** EXERCISE REQUIREMENTS **
Your task is to write out exactly the lines from the line containing "Read out every word on this page." through the end of the records, inclusive at both ends.

** DATA FOR THIS TASK **

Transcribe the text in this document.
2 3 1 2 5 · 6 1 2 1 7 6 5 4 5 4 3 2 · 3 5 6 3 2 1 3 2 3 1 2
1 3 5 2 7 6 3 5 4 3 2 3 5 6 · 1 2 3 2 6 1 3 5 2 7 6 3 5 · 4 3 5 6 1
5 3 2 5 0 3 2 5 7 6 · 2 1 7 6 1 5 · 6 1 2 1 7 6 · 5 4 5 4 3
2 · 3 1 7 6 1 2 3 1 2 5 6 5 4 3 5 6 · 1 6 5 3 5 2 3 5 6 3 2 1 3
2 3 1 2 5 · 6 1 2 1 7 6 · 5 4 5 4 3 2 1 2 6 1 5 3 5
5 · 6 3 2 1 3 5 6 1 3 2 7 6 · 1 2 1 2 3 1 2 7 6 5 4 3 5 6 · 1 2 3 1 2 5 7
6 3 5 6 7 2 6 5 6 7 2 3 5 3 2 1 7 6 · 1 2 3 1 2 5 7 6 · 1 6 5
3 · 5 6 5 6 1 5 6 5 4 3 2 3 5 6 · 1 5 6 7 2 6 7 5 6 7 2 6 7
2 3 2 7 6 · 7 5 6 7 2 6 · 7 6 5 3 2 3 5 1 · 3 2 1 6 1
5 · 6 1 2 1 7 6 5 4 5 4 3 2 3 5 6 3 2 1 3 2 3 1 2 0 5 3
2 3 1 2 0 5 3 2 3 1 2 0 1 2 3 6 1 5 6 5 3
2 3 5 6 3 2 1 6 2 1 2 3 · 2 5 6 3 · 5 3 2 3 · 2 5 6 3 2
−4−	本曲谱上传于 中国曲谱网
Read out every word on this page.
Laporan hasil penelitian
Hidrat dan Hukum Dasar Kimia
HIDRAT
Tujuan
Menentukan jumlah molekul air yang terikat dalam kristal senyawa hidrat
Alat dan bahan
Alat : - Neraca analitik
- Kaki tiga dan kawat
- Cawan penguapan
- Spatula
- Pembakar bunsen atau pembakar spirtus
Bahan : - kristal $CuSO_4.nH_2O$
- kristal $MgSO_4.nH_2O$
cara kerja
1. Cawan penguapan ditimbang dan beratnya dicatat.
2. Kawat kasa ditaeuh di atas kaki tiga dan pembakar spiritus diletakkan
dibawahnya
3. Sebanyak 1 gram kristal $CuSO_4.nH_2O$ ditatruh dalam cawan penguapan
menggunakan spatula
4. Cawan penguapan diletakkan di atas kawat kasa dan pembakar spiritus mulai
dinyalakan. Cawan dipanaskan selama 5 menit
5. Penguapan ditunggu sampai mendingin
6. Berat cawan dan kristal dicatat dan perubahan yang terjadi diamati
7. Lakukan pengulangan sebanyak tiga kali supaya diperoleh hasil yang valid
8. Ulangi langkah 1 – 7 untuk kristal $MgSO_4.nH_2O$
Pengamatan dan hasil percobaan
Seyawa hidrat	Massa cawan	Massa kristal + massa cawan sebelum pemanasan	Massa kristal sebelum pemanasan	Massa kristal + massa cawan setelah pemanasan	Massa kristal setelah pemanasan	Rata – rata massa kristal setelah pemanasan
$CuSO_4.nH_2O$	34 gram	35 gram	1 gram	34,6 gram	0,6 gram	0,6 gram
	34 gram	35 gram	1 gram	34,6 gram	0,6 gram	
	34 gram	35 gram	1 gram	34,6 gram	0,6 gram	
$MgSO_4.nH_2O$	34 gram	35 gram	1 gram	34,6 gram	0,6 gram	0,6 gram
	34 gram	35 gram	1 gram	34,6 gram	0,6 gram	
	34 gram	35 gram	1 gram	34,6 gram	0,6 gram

** FINISHED TASK **
Read out every word on this page.
Laporan hasil penelitian
Hidrat dan Hukum Dasar Kimia
HIDRAT
Tujuan
Menentukan jumlah molekul air yang terikat dalam kristal senyawa hidrat
Alat dan bahan
Alat : - Neraca analitik
- Kaki tiga dan kawat
- Cawan penguapan
- Spatula
- Pembakar bunsen atau pembakar spirtus
Bahan : - kristal $CuSO_4.nH_2O$
- kristal $MgSO_4.nH_2O$
cara kerja
1. Cawan penguapan ditimbang dan beratnya dicatat.
2. Kawat kasa ditaeuh di atas kaki tiga dan pembakar spiritus diletakkan
dibawahnya
3. Sebanyak 1 gram kristal $CuSO_4.nH_2O$ ditatruh dalam cawan penguapan
menggunakan spatula
4. Cawan penguapan diletakkan di atas kawat kasa dan pembakar spiritus mulai
dinyalakan. Cawan dipanaskan selama 5 menit
5. Penguapan ditunggu sampai mendingin
6. Berat cawan dan kristal dicatat dan perubahan yang terjadi diamati
7. Lakukan pengulangan sebanyak tiga kali supaya diperoleh hasil yang valid
8. Ulangi langkah 1 – 7 untuk kristal $MgSO_4.nH_2O$
Pengamatan dan hasil percobaan
Seyawa hidrat	Massa cawan	Massa kristal + massa cawan sebelum pemanasan	Massa kristal sebelum pemanasan	Massa kristal + massa cawan setelah pemanasan	Massa kristal setelah pemanasan	Rata – rata massa kristal setelah pemanasan
$CuSO_4.nH_2O$	34 gram	35 gram	1 gram	34,6 gram	0,6 gram	0,6 gram
	34 gram	35 gram	1 gram	34,6 gram	0,6 gram	
	34 gram	35 gram	1 gram	34,6 gram	0,6 gram	
$MgSO_4.nH_2O$	34 gram	35 gram	1 gram	34,6 gram	0,6 gram	0,6 gram
	34 gram	35 gram	1 gram	34,6 gram	0,6 gram	
	34 gram	35 gram	1 gram	34,6 gram	0,6 gram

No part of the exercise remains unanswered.